** start Material provided **

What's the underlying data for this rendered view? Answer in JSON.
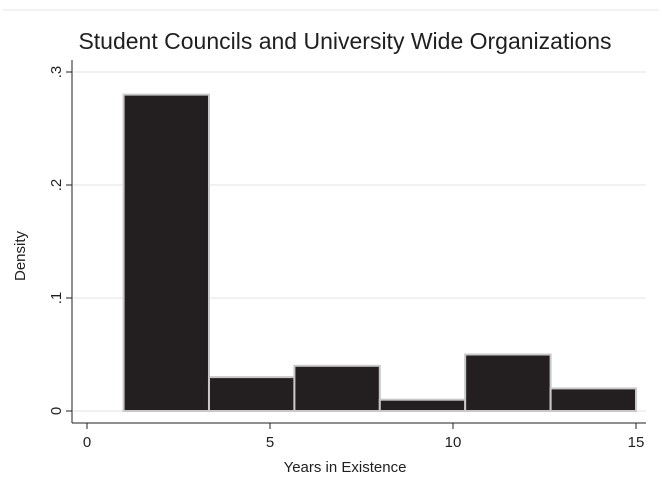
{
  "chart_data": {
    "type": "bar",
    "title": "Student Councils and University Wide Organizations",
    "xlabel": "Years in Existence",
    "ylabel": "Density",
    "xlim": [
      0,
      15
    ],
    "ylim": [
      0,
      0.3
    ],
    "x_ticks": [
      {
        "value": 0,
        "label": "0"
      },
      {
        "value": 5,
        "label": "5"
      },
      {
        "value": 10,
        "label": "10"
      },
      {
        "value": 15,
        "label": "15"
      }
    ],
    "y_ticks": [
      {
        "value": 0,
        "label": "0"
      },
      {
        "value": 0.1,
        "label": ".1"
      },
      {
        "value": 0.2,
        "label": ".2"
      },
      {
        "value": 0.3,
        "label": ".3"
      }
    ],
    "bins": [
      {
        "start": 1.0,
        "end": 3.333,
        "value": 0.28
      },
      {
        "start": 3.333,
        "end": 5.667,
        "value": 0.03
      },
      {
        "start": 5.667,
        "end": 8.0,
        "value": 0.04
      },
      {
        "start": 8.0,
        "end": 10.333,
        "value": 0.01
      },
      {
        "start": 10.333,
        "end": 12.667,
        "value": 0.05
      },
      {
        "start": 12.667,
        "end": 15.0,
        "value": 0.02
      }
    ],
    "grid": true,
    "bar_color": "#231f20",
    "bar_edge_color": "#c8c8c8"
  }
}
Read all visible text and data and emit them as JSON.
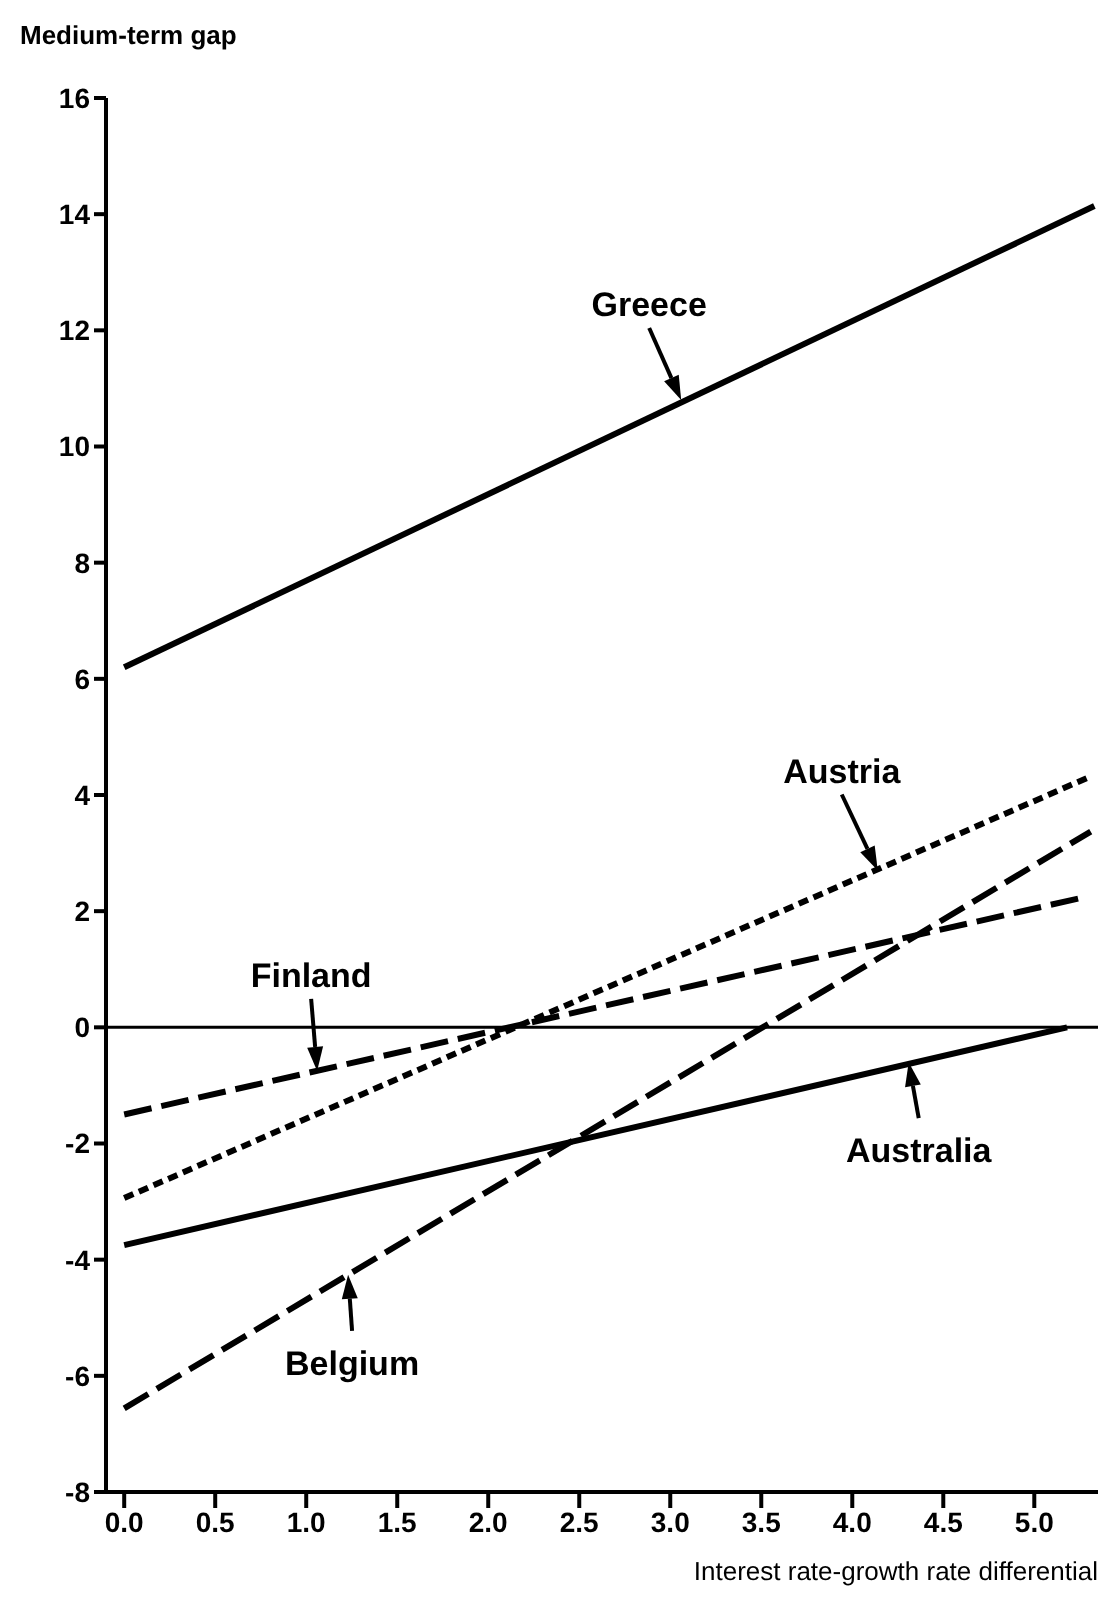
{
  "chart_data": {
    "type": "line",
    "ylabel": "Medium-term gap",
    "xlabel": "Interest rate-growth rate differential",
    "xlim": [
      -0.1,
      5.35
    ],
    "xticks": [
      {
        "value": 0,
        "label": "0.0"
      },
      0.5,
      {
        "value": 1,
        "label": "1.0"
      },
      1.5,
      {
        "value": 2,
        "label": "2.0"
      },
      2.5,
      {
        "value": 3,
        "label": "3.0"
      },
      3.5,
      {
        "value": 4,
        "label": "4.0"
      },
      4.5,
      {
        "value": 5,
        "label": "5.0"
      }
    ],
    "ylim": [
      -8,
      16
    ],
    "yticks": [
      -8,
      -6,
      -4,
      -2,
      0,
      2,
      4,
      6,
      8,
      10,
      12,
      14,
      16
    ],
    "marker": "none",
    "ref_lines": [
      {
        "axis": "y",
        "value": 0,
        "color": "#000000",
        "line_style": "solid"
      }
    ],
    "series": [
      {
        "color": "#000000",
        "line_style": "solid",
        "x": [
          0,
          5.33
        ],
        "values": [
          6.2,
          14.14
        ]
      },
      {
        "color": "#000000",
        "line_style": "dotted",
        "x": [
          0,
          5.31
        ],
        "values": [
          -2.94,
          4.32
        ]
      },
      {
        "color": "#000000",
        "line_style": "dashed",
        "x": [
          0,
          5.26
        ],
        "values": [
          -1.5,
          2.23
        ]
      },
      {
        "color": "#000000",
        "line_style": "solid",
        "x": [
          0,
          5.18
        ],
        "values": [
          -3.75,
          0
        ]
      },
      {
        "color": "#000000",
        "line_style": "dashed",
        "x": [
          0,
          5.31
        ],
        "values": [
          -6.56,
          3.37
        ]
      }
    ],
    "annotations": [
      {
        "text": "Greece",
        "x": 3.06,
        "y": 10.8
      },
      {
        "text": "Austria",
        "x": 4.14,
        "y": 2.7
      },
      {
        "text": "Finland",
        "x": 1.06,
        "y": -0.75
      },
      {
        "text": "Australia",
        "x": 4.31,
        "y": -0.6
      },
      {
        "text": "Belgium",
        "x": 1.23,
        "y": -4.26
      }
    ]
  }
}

** end Material provided **

Give only the number of lines in the material above that include the word "text".

Exercise output. 6